Every record must appear in your copy exactly as written, with no pictures.

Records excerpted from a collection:

- - -

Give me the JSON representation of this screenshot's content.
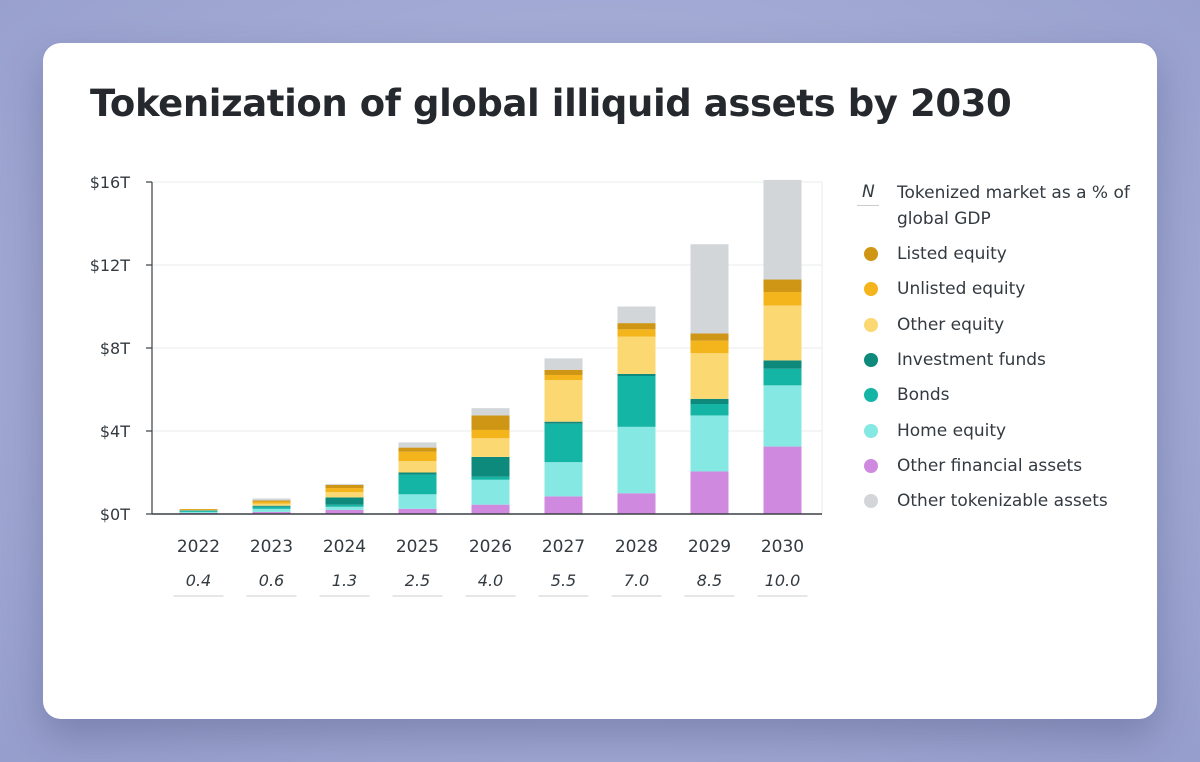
{
  "title": "Tokenization of global illiquid assets by 2030",
  "colors": {
    "page_bg": "#a3aad4",
    "card_bg": "#ffffff",
    "title": "#25292e",
    "text": "#333a40"
  },
  "legend": {
    "n_symbol": "N",
    "n_label": "Tokenized market as a % of global GDP"
  },
  "chart_data": {
    "type": "bar",
    "stacked": true,
    "title": "Tokenization of global illiquid assets by 2030",
    "categories": [
      "2022",
      "2023",
      "2024",
      "2025",
      "2026",
      "2027",
      "2028",
      "2029",
      "2030"
    ],
    "annotations": {
      "name": "Tokenized market as a % of global GDP",
      "values": [
        "0.4",
        "0.6",
        "1.3",
        "2.5",
        "4.0",
        "5.5",
        "7.0",
        "8.5",
        "10.0"
      ]
    },
    "ylim": [
      0,
      16
    ],
    "yticks": [
      0,
      4,
      8,
      12,
      16
    ],
    "ytick_labels": [
      "$0T",
      "$4T",
      "$8T",
      "$12T",
      "$16T"
    ],
    "xlabel": "",
    "ylabel": "",
    "legend_position": "right",
    "series": [
      {
        "name": "Other financial assets",
        "color": "#cf8ae0",
        "values": [
          0.05,
          0.1,
          0.2,
          0.25,
          0.45,
          0.85,
          1.0,
          2.05,
          3.25
        ]
      },
      {
        "name": "Home equity",
        "color": "#86e8e2",
        "values": [
          0.05,
          0.15,
          0.15,
          0.7,
          1.2,
          1.65,
          3.2,
          2.7,
          2.95
        ]
      },
      {
        "name": "Bonds",
        "color": "#14b5a5",
        "values": [
          0.05,
          0.1,
          0.1,
          0.95,
          0.15,
          1.85,
          2.45,
          0.55,
          0.8
        ]
      },
      {
        "name": "Investment funds",
        "color": "#0e8a7d",
        "values": [
          0.03,
          0.05,
          0.35,
          0.1,
          0.95,
          0.1,
          0.1,
          0.25,
          0.4
        ]
      },
      {
        "name": "Other equity",
        "color": "#fcd872",
        "values": [
          0.02,
          0.1,
          0.25,
          0.55,
          0.9,
          2.0,
          1.8,
          2.2,
          2.65
        ]
      },
      {
        "name": "Unlisted equity",
        "color": "#f4b41c",
        "values": [
          0.02,
          0.1,
          0.2,
          0.45,
          0.4,
          0.25,
          0.35,
          0.6,
          0.65
        ]
      },
      {
        "name": "Listed equity",
        "color": "#ce9614",
        "values": [
          0.02,
          0.05,
          0.15,
          0.2,
          0.7,
          0.25,
          0.3,
          0.35,
          0.6
        ]
      },
      {
        "name": "Other tokenizable assets",
        "color": "#d2d6d9",
        "values": [
          0.0,
          0.1,
          0.05,
          0.25,
          0.35,
          0.55,
          0.8,
          4.3,
          4.8
        ]
      }
    ]
  }
}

- - -

● Solved exercise
Give me the JSON representation of this screenshot's content.
{
  "title": "Tokenization of global illiquid assets by 2030",
  "colors": {
    "page_bg": "#a3aad4",
    "card_bg": "#ffffff",
    "title": "#25292e",
    "text": "#333a40"
  },
  "legend": {
    "n_symbol": "N",
    "n_label": "Tokenized market as a % of global GDP"
  },
  "chart_data": {
    "type": "bar",
    "stacked": true,
    "title": "Tokenization of global illiquid assets by 2030",
    "categories": [
      "2022",
      "2023",
      "2024",
      "2025",
      "2026",
      "2027",
      "2028",
      "2029",
      "2030"
    ],
    "annotations": {
      "name": "Tokenized market as a % of global GDP",
      "values": [
        "0.4",
        "0.6",
        "1.3",
        "2.5",
        "4.0",
        "5.5",
        "7.0",
        "8.5",
        "10.0"
      ]
    },
    "ylim": [
      0,
      16
    ],
    "yticks": [
      0,
      4,
      8,
      12,
      16
    ],
    "ytick_labels": [
      "$0T",
      "$4T",
      "$8T",
      "$12T",
      "$16T"
    ],
    "xlabel": "",
    "ylabel": "",
    "legend_position": "right",
    "series": [
      {
        "name": "Other financial assets",
        "color": "#cf8ae0",
        "values": [
          0.05,
          0.1,
          0.2,
          0.25,
          0.45,
          0.85,
          1.0,
          2.05,
          3.25
        ]
      },
      {
        "name": "Home equity",
        "color": "#86e8e2",
        "values": [
          0.05,
          0.15,
          0.15,
          0.7,
          1.2,
          1.65,
          3.2,
          2.7,
          2.95
        ]
      },
      {
        "name": "Bonds",
        "color": "#14b5a5",
        "values": [
          0.05,
          0.1,
          0.1,
          0.95,
          0.15,
          1.85,
          2.45,
          0.55,
          0.8
        ]
      },
      {
        "name": "Investment funds",
        "color": "#0e8a7d",
        "values": [
          0.03,
          0.05,
          0.35,
          0.1,
          0.95,
          0.1,
          0.1,
          0.25,
          0.4
        ]
      },
      {
        "name": "Other equity",
        "color": "#fcd872",
        "values": [
          0.02,
          0.1,
          0.25,
          0.55,
          0.9,
          2.0,
          1.8,
          2.2,
          2.65
        ]
      },
      {
        "name": "Unlisted equity",
        "color": "#f4b41c",
        "values": [
          0.02,
          0.1,
          0.2,
          0.45,
          0.4,
          0.25,
          0.35,
          0.6,
          0.65
        ]
      },
      {
        "name": "Listed equity",
        "color": "#ce9614",
        "values": [
          0.02,
          0.05,
          0.15,
          0.2,
          0.7,
          0.25,
          0.3,
          0.35,
          0.6
        ]
      },
      {
        "name": "Other tokenizable assets",
        "color": "#d2d6d9",
        "values": [
          0.0,
          0.1,
          0.05,
          0.25,
          0.35,
          0.55,
          0.8,
          4.3,
          4.8
        ]
      }
    ]
  }
}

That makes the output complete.